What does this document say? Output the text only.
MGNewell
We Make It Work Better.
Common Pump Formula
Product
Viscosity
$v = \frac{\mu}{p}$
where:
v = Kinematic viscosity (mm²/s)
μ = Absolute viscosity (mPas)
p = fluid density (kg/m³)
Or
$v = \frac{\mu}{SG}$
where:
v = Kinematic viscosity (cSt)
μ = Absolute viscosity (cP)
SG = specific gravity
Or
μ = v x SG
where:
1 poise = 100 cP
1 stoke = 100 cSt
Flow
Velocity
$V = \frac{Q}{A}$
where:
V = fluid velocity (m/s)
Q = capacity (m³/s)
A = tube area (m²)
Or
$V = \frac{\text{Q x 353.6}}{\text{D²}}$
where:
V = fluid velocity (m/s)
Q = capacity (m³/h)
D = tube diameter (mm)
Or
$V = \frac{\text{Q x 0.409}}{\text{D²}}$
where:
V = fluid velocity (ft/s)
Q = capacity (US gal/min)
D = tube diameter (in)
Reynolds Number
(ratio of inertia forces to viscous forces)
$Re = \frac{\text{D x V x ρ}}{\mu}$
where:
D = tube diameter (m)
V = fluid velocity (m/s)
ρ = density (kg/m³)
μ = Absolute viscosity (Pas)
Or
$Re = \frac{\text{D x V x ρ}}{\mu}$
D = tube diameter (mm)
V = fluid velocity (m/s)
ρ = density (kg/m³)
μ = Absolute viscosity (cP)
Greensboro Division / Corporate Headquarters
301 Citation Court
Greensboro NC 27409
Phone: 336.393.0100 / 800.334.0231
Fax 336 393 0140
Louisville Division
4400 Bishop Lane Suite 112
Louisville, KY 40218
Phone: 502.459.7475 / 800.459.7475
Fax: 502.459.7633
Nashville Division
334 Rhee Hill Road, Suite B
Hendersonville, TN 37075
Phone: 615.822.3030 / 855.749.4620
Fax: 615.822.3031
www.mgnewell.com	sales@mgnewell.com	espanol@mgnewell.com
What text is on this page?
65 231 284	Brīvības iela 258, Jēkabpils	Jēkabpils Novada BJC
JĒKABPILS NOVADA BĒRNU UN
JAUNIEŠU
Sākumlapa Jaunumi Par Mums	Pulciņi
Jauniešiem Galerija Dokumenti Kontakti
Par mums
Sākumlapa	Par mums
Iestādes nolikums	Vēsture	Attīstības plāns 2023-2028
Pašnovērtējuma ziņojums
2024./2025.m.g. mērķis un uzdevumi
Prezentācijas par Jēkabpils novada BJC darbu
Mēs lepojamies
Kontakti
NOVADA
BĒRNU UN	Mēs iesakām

What to work on - Check the data for the word "Absolute" and pull out the lines that have it.

Result for this task -
μ = Absolute viscosity (mPas)
μ = Absolute viscosity (cP)
μ = Absolute viscosity (Pas)
μ = Absolute viscosity (cP)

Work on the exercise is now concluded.